* BEGIN TASK DATA *

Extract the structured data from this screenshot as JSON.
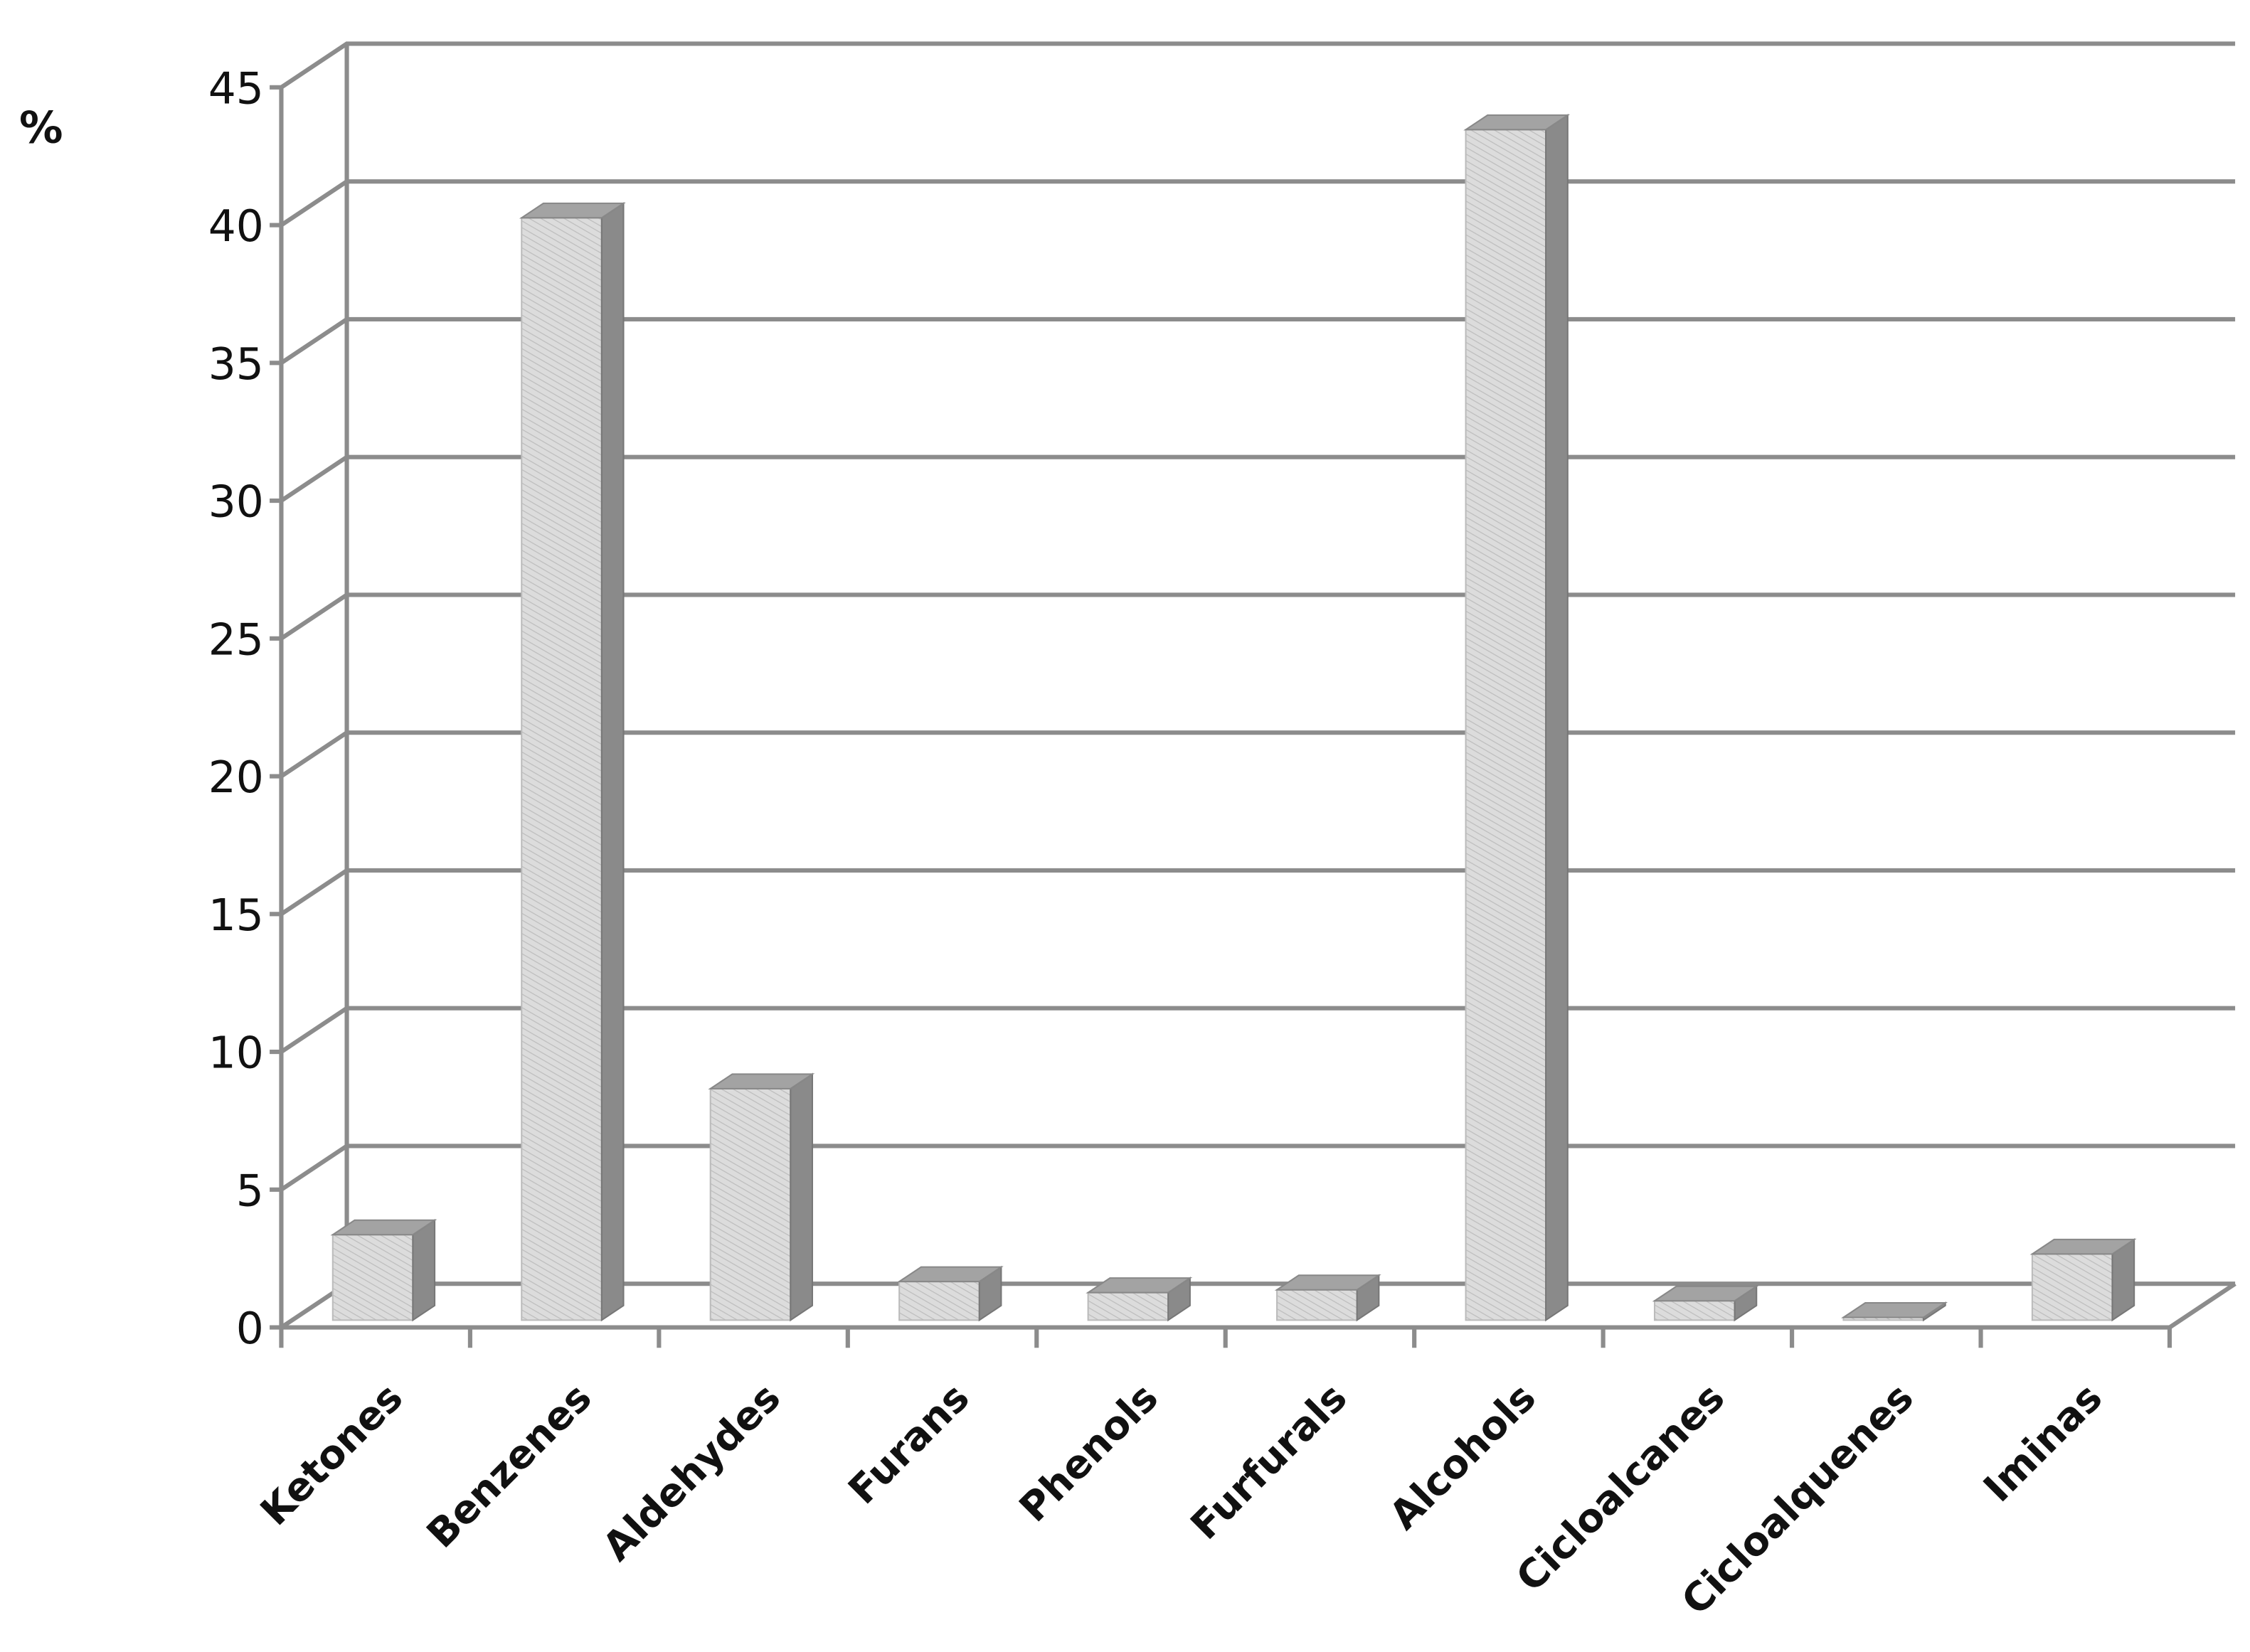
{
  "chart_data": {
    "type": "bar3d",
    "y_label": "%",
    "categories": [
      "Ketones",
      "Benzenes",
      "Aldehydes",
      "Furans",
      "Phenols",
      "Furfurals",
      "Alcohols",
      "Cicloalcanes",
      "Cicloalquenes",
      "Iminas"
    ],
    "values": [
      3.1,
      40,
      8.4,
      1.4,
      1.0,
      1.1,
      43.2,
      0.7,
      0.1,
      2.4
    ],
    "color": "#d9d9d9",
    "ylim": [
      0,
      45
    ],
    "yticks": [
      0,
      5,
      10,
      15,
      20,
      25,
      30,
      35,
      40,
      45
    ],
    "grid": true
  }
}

* END TASK DATA *
* BEGIN TASK DATA *

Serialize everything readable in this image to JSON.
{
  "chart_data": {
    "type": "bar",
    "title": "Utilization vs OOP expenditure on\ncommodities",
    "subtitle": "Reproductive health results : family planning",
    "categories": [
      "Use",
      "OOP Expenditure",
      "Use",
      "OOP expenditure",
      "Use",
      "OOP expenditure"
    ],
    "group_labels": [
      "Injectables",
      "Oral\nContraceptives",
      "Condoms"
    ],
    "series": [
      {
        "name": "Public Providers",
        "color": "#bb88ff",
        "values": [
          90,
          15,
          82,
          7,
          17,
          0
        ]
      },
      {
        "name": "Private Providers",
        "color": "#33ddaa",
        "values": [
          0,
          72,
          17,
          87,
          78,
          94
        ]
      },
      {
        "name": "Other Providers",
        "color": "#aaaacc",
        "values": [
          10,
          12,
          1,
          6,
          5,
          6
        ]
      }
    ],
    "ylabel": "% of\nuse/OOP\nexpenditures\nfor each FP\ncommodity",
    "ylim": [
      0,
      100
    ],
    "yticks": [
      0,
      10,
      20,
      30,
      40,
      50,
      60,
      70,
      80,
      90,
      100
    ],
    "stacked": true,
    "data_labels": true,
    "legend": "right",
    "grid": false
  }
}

* END TASK DATA *
* BEGIN TASK DATA *

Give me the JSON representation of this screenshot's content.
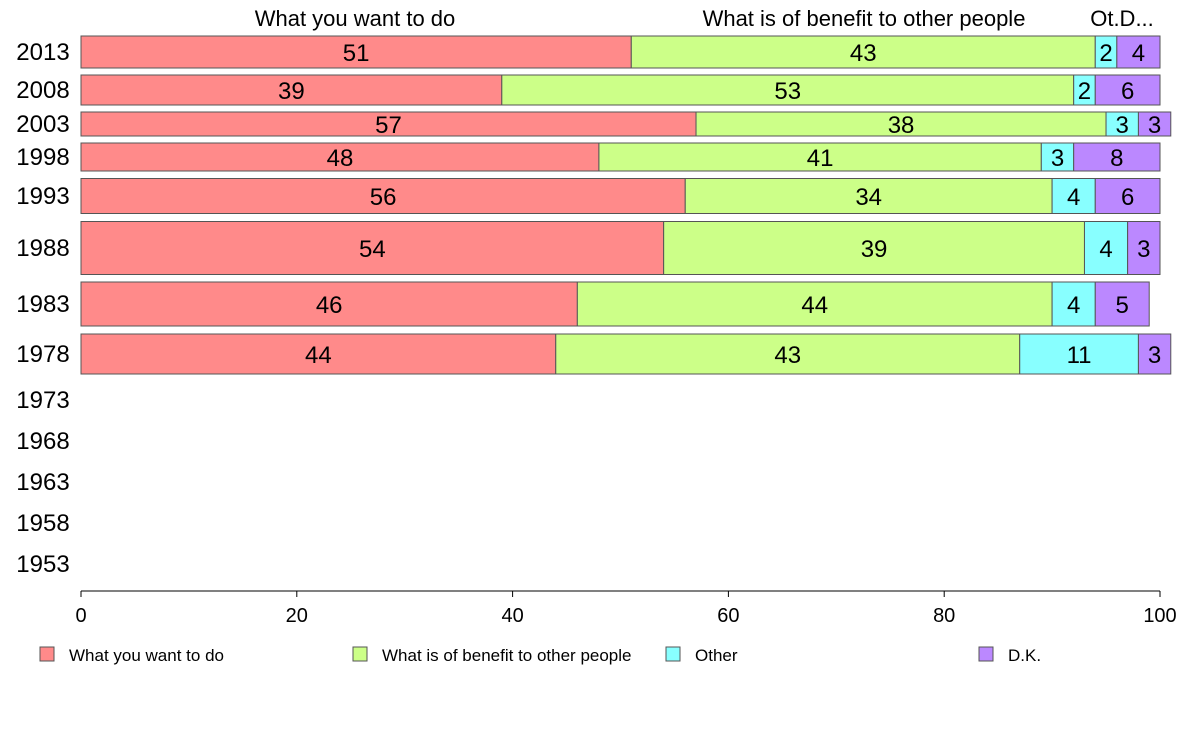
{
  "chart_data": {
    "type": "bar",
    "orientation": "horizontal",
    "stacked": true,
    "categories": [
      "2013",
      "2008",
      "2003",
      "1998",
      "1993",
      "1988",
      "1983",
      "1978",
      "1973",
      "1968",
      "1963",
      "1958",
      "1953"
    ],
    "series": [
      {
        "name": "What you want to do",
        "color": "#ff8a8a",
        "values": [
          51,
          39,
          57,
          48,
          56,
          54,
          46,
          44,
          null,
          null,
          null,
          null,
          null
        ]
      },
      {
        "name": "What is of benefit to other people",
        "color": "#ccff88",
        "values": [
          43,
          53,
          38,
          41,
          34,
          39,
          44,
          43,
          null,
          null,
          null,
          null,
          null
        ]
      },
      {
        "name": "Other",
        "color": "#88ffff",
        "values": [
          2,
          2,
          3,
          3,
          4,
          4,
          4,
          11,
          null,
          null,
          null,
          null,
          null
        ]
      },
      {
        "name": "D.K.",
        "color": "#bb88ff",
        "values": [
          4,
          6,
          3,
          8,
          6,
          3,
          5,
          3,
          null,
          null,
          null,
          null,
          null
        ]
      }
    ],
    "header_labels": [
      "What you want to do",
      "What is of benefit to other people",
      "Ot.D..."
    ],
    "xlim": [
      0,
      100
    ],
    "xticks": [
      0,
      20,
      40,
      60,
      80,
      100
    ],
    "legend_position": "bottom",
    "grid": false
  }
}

* END TASK DATA *

• EXERCISE INSTRUCTIONS:
Where a line holds "JSON", copy it out.

• EXERCISE RESPONSE:
Extract the structured data from this screenshot as JSON.
Serialize everything readable in this image to JSON.
Give me the JSON representation of this screenshot's content.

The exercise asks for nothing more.